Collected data

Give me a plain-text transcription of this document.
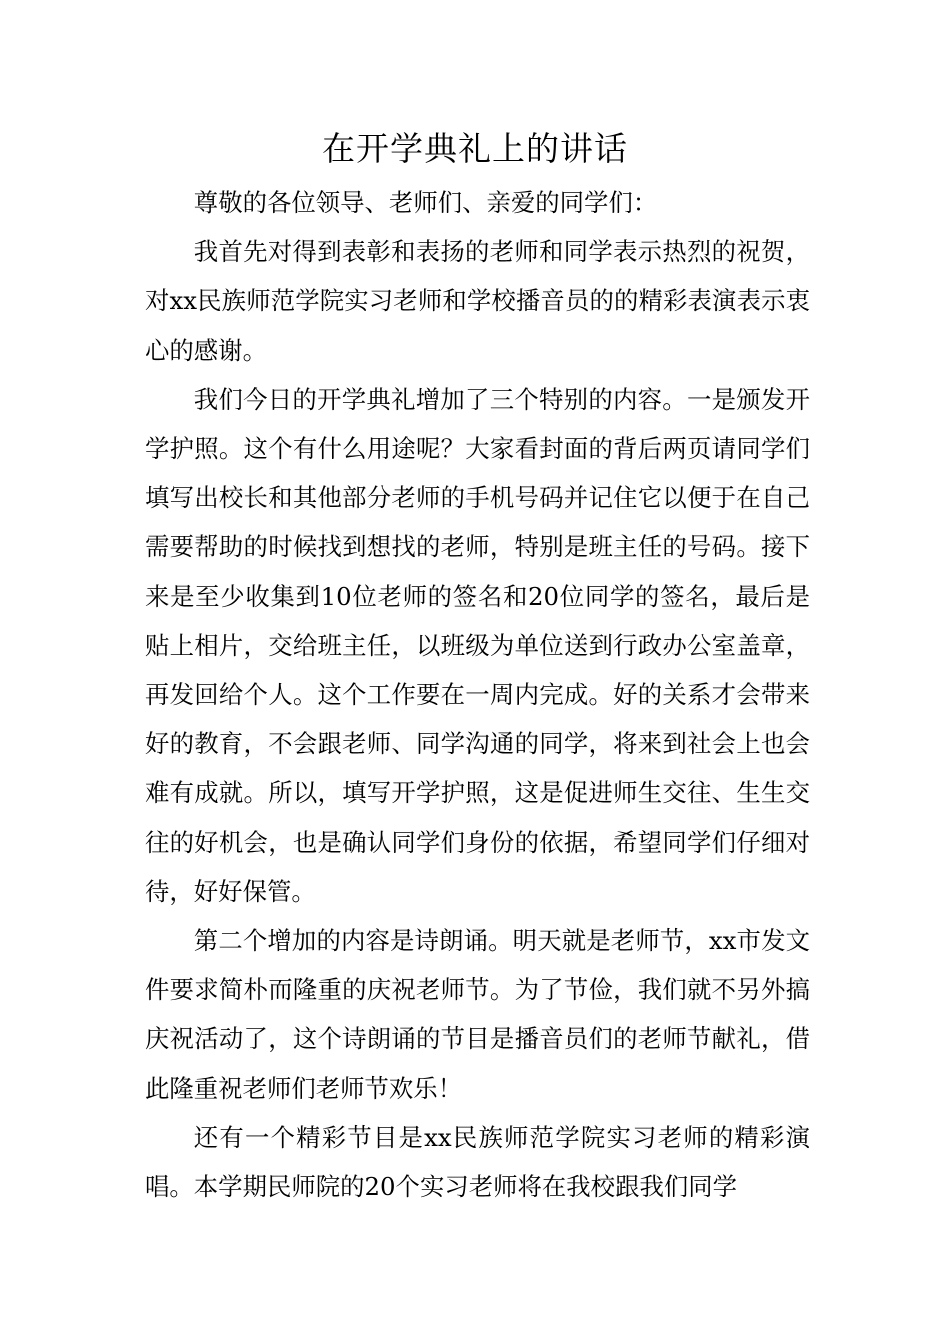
在开学典礼上的讲话

尊敬的各位领导、老师们、亲爱的同学们：

我首先对得到表彰和表扬的老师和同学表示热烈的祝贺，对xx民族师范学院实习老师和学校播音员的的精彩表演表示衷心的感谢。

我们今日的开学典礼增加了三个特别的内容。一是颁发开学护照。这个有什么用途呢？大家看封面的背后两页请同学们填写出校长和其他部分老师的手机号码并记住它以便于在自己需要帮助的时候找到想找的老师，特别是班主任的号码。接下来是至少收集到10位老师的签名和20位同学的签名，最后是贴上相片，交给班主任，以班级为单位送到行政办公室盖章，再发回给个人。这个工作要在一周内完成。好的关系才会带来好的教育，不会跟老师、同学沟通的同学，将来到社会上也会难有成就。所以，填写开学护照，这是促进师生交往、生生交往的好机会，也是确认同学们身份的依据，希望同学们仔细对待，好好保管。

第二个增加的内容是诗朗诵。明天就是老师节，xx市发文件要求简朴而隆重的庆祝老师节。为了节俭，我们就不另外搞庆祝活动了，这个诗朗诵的节目是播音员们的老师节献礼，借此隆重祝老师们老师节欢乐！

还有一个精彩节目是xx民族师范学院实习老师的精彩演唱。本学期民师院的20个实习老师将在我校跟我们同学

◆ Short task
Quote every line word for word and keep the images out of the copy.

◆ Result of the task
Give me a plain-text transcription of this document.
在开学典礼上的讲话

尊敬的各位领导、老师们、亲爱的同学们：

我首先对得到表彰和表扬的老师和同学表示热烈的祝贺，对xx民族师范学院实习老师和学校播音员的的精彩表演表示衷心的感谢。

我们今日的开学典礼增加了三个特别的内容。一是颁发开学护照。这个有什么用途呢？大家看封面的背后两页请同学们填写出校长和其他部分老师的手机号码并记住它以便于在自己需要帮助的时候找到想找的老师，特别是班主任的号码。接下来是至少收集到10位老师的签名和20位同学的签名，最后是贴上相片，交给班主任，以班级为单位送到行政办公室盖章，再发回给个人。这个工作要在一周内完成。好的关系才会带来好的教育，不会跟老师、同学沟通的同学，将来到社会上也会难有成就。所以，填写开学护照，这是促进师生交往、生生交往的好机会，也是确认同学们身份的依据，希望同学们仔细对待，好好保管。

第二个增加的内容是诗朗诵。明天就是老师节，xx市发文件要求简朴而隆重的庆祝老师节。为了节俭，我们就不另外搞庆祝活动了，这个诗朗诵的节目是播音员们的老师节献礼，借此隆重祝老师们老师节欢乐！

还有一个精彩节目是xx民族师范学院实习老师的精彩演唱。本学期民师院的20个实习老师将在我校跟我们同学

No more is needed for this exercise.